# [STATED GOAL]
Find each line with "돈육김치볶음" and copy it.

[Start of RECORDS FOR THIS TASK]

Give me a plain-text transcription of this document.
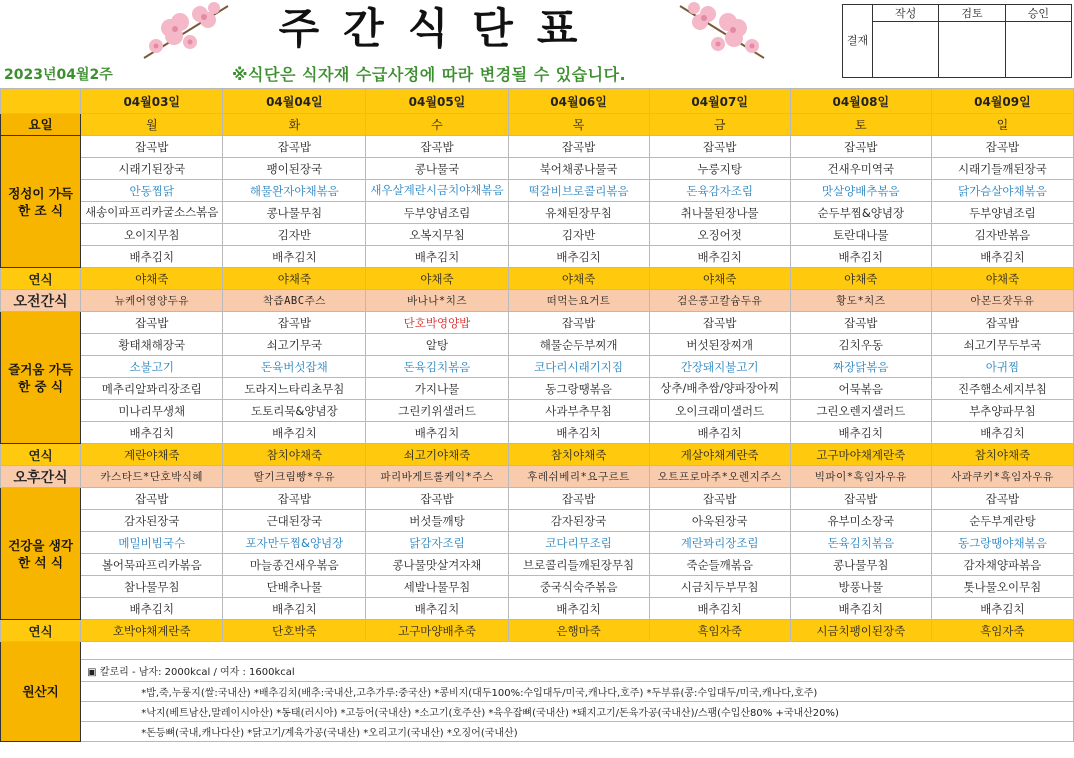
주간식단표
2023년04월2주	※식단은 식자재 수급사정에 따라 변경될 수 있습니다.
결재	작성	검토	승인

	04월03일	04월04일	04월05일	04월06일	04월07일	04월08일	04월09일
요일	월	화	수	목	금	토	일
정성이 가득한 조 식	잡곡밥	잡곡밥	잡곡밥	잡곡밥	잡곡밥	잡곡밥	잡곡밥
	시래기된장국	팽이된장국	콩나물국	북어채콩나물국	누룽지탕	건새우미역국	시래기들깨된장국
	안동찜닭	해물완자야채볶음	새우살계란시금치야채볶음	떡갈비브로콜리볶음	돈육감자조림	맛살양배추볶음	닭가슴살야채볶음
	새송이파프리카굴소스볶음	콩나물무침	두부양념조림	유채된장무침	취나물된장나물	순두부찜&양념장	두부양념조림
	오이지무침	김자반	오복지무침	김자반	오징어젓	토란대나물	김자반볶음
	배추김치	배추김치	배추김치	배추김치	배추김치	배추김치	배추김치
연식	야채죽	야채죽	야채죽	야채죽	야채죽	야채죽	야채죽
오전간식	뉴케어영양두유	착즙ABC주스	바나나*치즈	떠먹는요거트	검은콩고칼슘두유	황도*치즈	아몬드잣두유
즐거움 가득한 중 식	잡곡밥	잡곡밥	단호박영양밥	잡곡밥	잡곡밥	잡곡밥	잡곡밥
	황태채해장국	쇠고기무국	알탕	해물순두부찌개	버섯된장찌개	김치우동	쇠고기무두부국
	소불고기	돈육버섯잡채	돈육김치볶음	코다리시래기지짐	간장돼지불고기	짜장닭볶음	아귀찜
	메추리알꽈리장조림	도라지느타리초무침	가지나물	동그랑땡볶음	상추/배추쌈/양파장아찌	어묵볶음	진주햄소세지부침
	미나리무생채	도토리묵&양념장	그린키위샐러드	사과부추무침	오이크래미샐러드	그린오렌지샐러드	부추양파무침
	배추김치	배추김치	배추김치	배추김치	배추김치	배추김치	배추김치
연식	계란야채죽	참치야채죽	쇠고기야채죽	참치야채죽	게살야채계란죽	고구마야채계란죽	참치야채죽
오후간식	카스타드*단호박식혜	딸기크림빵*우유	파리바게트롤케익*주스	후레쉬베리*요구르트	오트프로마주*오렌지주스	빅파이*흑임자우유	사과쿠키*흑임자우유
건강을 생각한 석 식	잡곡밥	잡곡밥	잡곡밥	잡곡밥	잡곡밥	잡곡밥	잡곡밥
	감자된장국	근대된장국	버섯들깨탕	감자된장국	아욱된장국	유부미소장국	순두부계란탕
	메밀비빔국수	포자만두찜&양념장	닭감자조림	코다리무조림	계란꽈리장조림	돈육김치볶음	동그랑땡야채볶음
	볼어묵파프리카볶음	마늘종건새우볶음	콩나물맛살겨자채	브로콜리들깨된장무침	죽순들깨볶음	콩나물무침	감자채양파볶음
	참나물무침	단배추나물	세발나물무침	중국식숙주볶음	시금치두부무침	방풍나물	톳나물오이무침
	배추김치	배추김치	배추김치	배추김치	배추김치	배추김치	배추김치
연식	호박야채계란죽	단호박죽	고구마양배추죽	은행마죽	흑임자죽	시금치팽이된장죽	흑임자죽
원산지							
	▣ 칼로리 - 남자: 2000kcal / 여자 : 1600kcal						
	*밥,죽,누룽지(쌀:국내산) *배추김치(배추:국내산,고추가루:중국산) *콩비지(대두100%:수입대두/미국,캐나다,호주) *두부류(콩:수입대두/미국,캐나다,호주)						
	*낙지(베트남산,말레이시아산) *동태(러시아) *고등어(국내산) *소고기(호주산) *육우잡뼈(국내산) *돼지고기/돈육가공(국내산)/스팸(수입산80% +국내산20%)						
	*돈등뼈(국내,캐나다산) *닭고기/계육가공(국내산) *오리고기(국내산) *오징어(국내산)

[End of RECORDS FOR THIS TASK]

# [WRITTEN ANSWER]
	소불고기	돈육버섯잡채	돈육김치볶음	코다리시래기지짐	간장돼지불고기	짜장닭볶음	아귀찜
	메밀비빔국수	포자만두찜&양념장	닭감자조림	코다리무조림	계란꽈리장조림	돈육김치볶음	동그랑땡야채볶음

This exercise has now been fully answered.